Return the whole listing, line for line, without the pictures in it.

◆ ◆ ◆ ◆ ◆

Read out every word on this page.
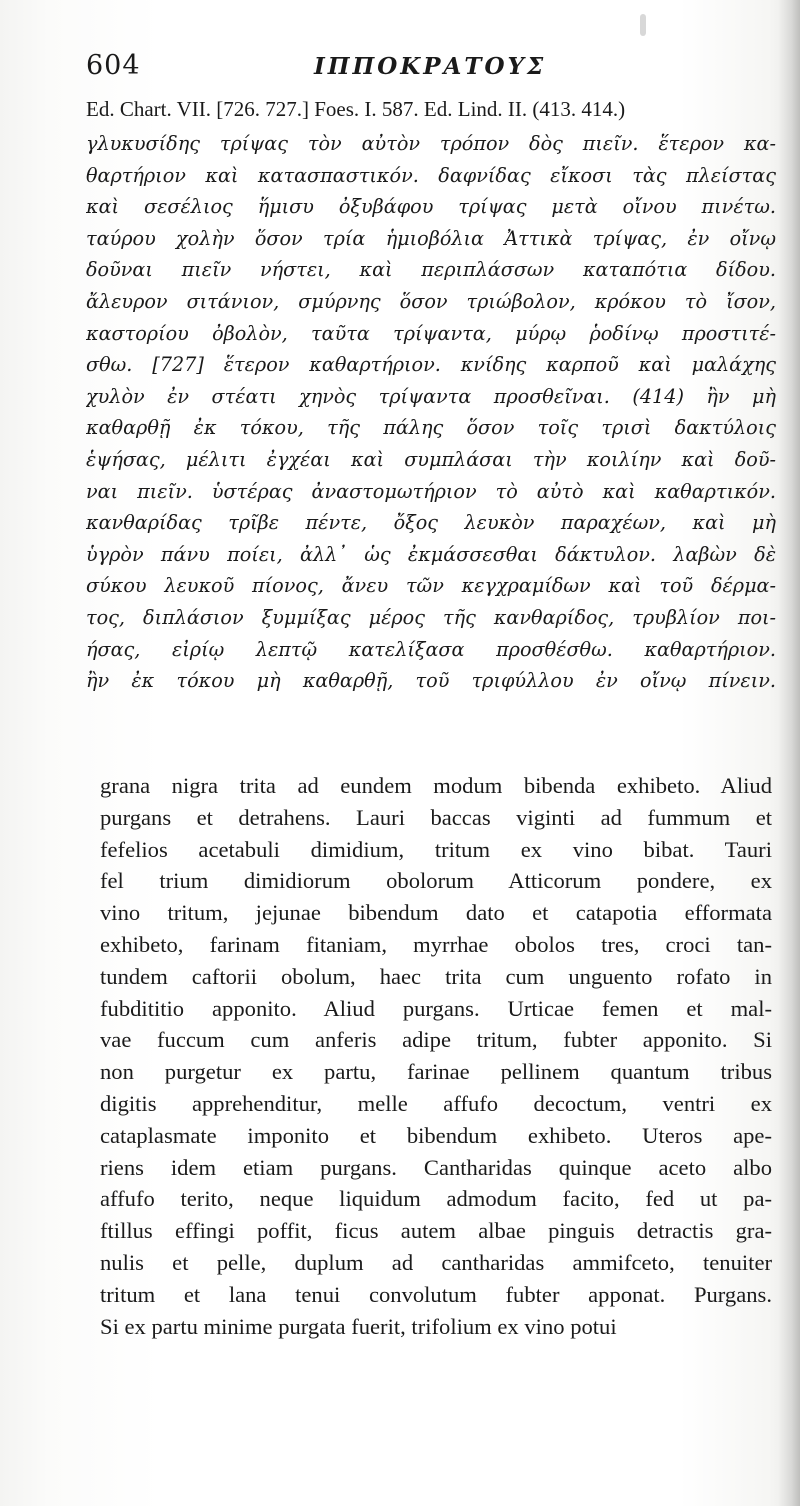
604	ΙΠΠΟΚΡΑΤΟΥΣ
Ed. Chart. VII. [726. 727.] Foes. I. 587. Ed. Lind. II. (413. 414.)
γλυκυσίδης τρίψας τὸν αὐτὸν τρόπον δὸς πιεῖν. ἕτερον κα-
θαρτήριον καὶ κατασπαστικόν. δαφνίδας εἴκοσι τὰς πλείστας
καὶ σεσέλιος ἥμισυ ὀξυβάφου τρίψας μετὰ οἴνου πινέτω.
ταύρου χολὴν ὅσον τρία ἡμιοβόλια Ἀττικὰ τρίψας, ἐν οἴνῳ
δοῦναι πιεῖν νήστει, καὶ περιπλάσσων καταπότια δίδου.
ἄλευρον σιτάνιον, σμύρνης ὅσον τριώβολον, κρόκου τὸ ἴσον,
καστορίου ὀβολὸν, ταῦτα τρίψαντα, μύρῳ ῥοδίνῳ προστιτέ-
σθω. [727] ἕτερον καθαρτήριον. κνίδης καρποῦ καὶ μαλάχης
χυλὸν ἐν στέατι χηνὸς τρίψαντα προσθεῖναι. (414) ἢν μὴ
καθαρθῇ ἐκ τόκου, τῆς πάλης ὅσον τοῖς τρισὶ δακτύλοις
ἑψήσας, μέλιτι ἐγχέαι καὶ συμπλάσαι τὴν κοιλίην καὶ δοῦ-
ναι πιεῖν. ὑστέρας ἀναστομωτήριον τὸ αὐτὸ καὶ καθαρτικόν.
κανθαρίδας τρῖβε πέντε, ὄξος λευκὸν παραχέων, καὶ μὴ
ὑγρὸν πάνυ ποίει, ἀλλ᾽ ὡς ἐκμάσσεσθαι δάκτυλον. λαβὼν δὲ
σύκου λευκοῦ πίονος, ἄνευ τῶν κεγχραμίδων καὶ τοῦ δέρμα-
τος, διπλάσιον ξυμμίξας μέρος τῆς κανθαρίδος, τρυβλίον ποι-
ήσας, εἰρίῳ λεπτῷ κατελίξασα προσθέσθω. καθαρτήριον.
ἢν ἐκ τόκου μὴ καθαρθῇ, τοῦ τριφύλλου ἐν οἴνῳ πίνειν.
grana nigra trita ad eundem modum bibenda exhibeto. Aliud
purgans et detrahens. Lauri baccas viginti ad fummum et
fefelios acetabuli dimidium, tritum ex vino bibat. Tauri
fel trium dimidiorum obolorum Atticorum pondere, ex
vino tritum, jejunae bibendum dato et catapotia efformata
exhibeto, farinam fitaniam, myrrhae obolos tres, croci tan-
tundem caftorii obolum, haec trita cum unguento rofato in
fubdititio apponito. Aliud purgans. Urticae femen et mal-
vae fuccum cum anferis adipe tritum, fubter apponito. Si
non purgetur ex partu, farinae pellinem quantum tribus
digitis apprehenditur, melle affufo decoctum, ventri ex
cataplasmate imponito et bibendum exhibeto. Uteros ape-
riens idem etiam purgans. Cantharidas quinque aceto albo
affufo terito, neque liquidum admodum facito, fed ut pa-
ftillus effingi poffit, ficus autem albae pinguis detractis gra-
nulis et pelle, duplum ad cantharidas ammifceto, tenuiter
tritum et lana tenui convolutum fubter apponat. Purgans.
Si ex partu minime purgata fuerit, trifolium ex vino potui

◆ ◆ ◆ ◆ ◆

§ **The reply**
Read out every word on this page.
604	ΙΠΠΟΚΡΑΤΟΥΣ
Ed. Chart. VII. [726. 727.] Foes. I. 587. Ed. Lind. II. (413. 414.)
γλυκυσίδης τρίψας τὸν αὐτὸν τρόπον δὸς πιεῖν. ἕτερον κα-
θαρτήριον καὶ κατασπαστικόν. δαφνίδας εἴκοσι τὰς πλείστας
καὶ σεσέλιος ἥμισυ ὀξυβάφου τρίψας μετὰ οἴνου πινέτω.
ταύρου χολὴν ὅσον τρία ἡμιοβόλια Ἀττικὰ τρίψας, ἐν οἴνῳ
δοῦναι πιεῖν νήστει, καὶ περιπλάσσων καταπότια δίδου.
ἄλευρον σιτάνιον, σμύρνης ὅσον τριώβολον, κρόκου τὸ ἴσον,
καστορίου ὀβολὸν, ταῦτα τρίψαντα, μύρῳ ῥοδίνῳ προστιτέ-
σθω. [727] ἕτερον καθαρτήριον. κνίδης καρποῦ καὶ μαλάχης
χυλὸν ἐν στέατι χηνὸς τρίψαντα προσθεῖναι. (414) ἢν μὴ
καθαρθῇ ἐκ τόκου, τῆς πάλης ὅσον τοῖς τρισὶ δακτύλοις
ἑψήσας, μέλιτι ἐγχέαι καὶ συμπλάσαι τὴν κοιλίην καὶ δοῦ-
ναι πιεῖν. ὑστέρας ἀναστομωτήριον τὸ αὐτὸ καὶ καθαρτικόν.
κανθαρίδας τρῖβε πέντε, ὄξος λευκὸν παραχέων, καὶ μὴ
ὑγρὸν πάνυ ποίει, ἀλλ᾽ ὡς ἐκμάσσεσθαι δάκτυλον. λαβὼν δὲ
σύκου λευκοῦ πίονος, ἄνευ τῶν κεγχραμίδων καὶ τοῦ δέρμα-
τος, διπλάσιον ξυμμίξας μέρος τῆς κανθαρίδος, τρυβλίον ποι-
ήσας, εἰρίῳ λεπτῷ κατελίξασα προσθέσθω. καθαρτήριον.
ἢν ἐκ τόκου μὴ καθαρθῇ, τοῦ τριφύλλου ἐν οἴνῳ πίνειν.
grana nigra trita ad eundem modum bibenda exhibeto. Aliud
purgans et detrahens. Lauri baccas viginti ad fummum et
fefelios acetabuli dimidium, tritum ex vino bibat. Tauri
fel trium dimidiorum obolorum Atticorum pondere, ex
vino tritum, jejunae bibendum dato et catapotia efformata
exhibeto, farinam fitaniam, myrrhae obolos tres, croci tan-
tundem caftorii obolum, haec trita cum unguento rofato in
fubdititio apponito. Aliud purgans. Urticae femen et mal-
vae fuccum cum anferis adipe tritum, fubter apponito. Si
non purgetur ex partu, farinae pellinem quantum tribus
digitis apprehenditur, melle affufo decoctum, ventri ex
cataplasmate imponito et bibendum exhibeto. Uteros ape-
riens idem etiam purgans. Cantharidas quinque aceto albo
affufo terito, neque liquidum admodum facito, fed ut pa-
ftillus effingi poffit, ficus autem albae pinguis detractis gra-
nulis et pelle, duplum ad cantharidas ammifceto, tenuiter
tritum et lana tenui convolutum fubter apponat. Purgans.
Si ex partu minime purgata fuerit, trifolium ex vino potui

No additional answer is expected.